**Written exercise**
Retype the material in full, keeping every word the same.

**Input**
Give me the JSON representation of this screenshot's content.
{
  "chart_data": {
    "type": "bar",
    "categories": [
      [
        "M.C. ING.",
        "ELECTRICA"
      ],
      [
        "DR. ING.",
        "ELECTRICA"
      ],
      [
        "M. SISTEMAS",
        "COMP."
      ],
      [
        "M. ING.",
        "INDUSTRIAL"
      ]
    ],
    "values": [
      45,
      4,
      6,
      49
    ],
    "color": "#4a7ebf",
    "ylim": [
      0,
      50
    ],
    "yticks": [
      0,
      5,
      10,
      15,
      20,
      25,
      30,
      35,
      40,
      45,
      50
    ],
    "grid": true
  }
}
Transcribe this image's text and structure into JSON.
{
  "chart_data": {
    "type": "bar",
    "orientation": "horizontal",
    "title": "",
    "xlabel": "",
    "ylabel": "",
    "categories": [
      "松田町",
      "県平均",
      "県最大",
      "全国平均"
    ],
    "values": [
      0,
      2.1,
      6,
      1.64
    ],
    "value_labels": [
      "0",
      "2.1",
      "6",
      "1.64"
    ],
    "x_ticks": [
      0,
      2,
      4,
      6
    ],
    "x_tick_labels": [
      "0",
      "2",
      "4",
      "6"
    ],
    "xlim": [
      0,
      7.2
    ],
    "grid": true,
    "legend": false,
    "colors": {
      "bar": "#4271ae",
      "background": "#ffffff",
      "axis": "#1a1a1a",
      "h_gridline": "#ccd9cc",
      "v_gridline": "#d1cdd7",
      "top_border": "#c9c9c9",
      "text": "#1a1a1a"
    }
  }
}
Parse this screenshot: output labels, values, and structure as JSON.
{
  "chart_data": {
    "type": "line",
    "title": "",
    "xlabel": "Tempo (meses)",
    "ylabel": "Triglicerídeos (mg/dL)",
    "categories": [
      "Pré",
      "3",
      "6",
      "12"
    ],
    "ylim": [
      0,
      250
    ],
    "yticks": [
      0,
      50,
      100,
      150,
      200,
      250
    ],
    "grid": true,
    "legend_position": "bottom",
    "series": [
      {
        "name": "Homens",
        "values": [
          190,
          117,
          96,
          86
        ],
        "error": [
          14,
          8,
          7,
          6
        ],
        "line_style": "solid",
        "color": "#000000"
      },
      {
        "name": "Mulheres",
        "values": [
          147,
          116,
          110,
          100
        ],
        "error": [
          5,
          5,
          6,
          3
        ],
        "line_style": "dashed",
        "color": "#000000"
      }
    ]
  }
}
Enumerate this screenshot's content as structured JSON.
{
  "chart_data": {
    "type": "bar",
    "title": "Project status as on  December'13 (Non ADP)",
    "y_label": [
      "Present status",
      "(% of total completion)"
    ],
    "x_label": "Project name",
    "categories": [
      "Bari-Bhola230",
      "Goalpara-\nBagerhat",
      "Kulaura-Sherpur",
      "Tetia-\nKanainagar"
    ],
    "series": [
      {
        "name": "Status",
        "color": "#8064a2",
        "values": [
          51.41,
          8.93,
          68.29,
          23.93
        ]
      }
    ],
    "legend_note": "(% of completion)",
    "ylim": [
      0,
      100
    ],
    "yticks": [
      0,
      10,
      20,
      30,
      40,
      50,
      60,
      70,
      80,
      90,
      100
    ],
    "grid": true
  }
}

**The output**
Give me the JSON representation of this screenshot's content.
{
  "chart_data": {
    "type": "bar",
    "categories": [
      [
        "M.C. ING.",
        "ELECTRICA"
      ],
      [
        "DR. ING.",
        "ELECTRICA"
      ],
      [
        "M. SISTEMAS",
        "COMP."
      ],
      [
        "M. ING.",
        "INDUSTRIAL"
      ]
    ],
    "values": [
      45,
      4,
      6,
      49
    ],
    "color": "#4a7ebf",
    "ylim": [
      0,
      50
    ],
    "yticks": [
      0,
      5,
      10,
      15,
      20,
      25,
      30,
      35,
      40,
      45,
      50
    ],
    "grid": true
  }
}
Transcribe this image's text and structure into JSON.
{
  "chart_data": {
    "type": "bar",
    "orientation": "horizontal",
    "title": "",
    "xlabel": "",
    "ylabel": "",
    "categories": [
      "松田町",
      "県平均",
      "県最大",
      "全国平均"
    ],
    "values": [
      0,
      2.1,
      6,
      1.64
    ],
    "value_labels": [
      "0",
      "2.1",
      "6",
      "1.64"
    ],
    "x_ticks": [
      0,
      2,
      4,
      6
    ],
    "x_tick_labels": [
      "0",
      "2",
      "4",
      "6"
    ],
    "xlim": [
      0,
      7.2
    ],
    "grid": true,
    "legend": false,
    "colors": {
      "bar": "#4271ae",
      "background": "#ffffff",
      "axis": "#1a1a1a",
      "h_gridline": "#ccd9cc",
      "v_gridline": "#d1cdd7",
      "top_border": "#c9c9c9",
      "text": "#1a1a1a"
    }
  }
}
Parse this screenshot: output labels, values, and structure as JSON.
{
  "chart_data": {
    "type": "line",
    "title": "",
    "xlabel": "Tempo (meses)",
    "ylabel": "Triglicerídeos (mg/dL)",
    "categories": [
      "Pré",
      "3",
      "6",
      "12"
    ],
    "ylim": [
      0,
      250
    ],
    "yticks": [
      0,
      50,
      100,
      150,
      200,
      250
    ],
    "grid": true,
    "legend_position": "bottom",
    "series": [
      {
        "name": "Homens",
        "values": [
          190,
          117,
          96,
          86
        ],
        "error": [
          14,
          8,
          7,
          6
        ],
        "line_style": "solid",
        "color": "#000000"
      },
      {
        "name": "Mulheres",
        "values": [
          147,
          116,
          110,
          100
        ],
        "error": [
          5,
          5,
          6,
          3
        ],
        "line_style": "dashed",
        "color": "#000000"
      }
    ]
  }
}
Enumerate this screenshot's content as structured JSON.
{
  "chart_data": {
    "type": "bar",
    "title": "Project status as on  December'13 (Non ADP)",
    "y_label": [
      "Present status",
      "(% of total completion)"
    ],
    "x_label": "Project name",
    "categories": [
      "Bari-Bhola230",
      "Goalpara-\nBagerhat",
      "Kulaura-Sherpur",
      "Tetia-\nKanainagar"
    ],
    "series": [
      {
        "name": "Status",
        "color": "#8064a2",
        "values": [
          51.41,
          8.93,
          68.29,
          23.93
        ]
      }
    ],
    "legend_note": "(% of completion)",
    "ylim": [
      0,
      100
    ],
    "yticks": [
      0,
      10,
      20,
      30,
      40,
      50,
      60,
      70,
      80,
      90,
      100
    ],
    "grid": true
  }
}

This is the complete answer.